TASK — Print everything in the post on bitmask logical operators from "Originally posted" down to "handling logical operators.", keeping every word and line unchanged.

PAGE EXCERPT —
━━━━━━━━━━━━━━━━
Originally posted
here.
It's been longer than I hoped since my last installment on
bitmask / big number handling.
Life caught up with me and I've had many thankless tasks to catch up
on. But that's over now and I'm back to the general slacking that
typifies my days, so welcome to Part 3, handling logical operators.
I'll be discussing four operators in this post. AND, OR, XOR,
and NOT. The first three are extremely easy given the framework already
built out in the previous two posts. The last one has some problems --
so I'll discuss those first.
I haven't been able to find any mathematical or computer
science texts that discuss how to deal with variable-length bitmasks,
which is what I'm attempting to define here. Most texts keep the
discussion to, at most, two or four bytes, and even then those two or
four bytes are stable. But the problem with using a variable number is
that it creates some inconsistencies with regards to signing. Take this
example:
SELECT 1 AS Oops
WHERE
-1 <>
CONVERT(INT, CONVERT(VARBINARY, CONVERT(SMALLINT, -1)))
━━━━━━━━━━━━━━━━
SOURCE MATERIAL —
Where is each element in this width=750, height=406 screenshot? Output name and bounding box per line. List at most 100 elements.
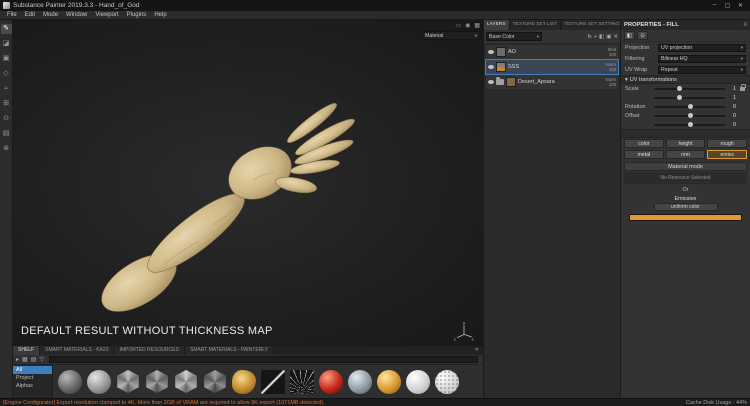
━━━━━━━━━━━━━━━━
EXERCISE SOLUTION —
Originally posted
here.
It's been longer than I hoped since my last installment on
bitmask / big number handling.
Life caught up with me and I've had many thankless tasks to catch up
on. But that's over now and I'm back to the general slacking that
typifies my days, so welcome to Part 3, handling logical operators.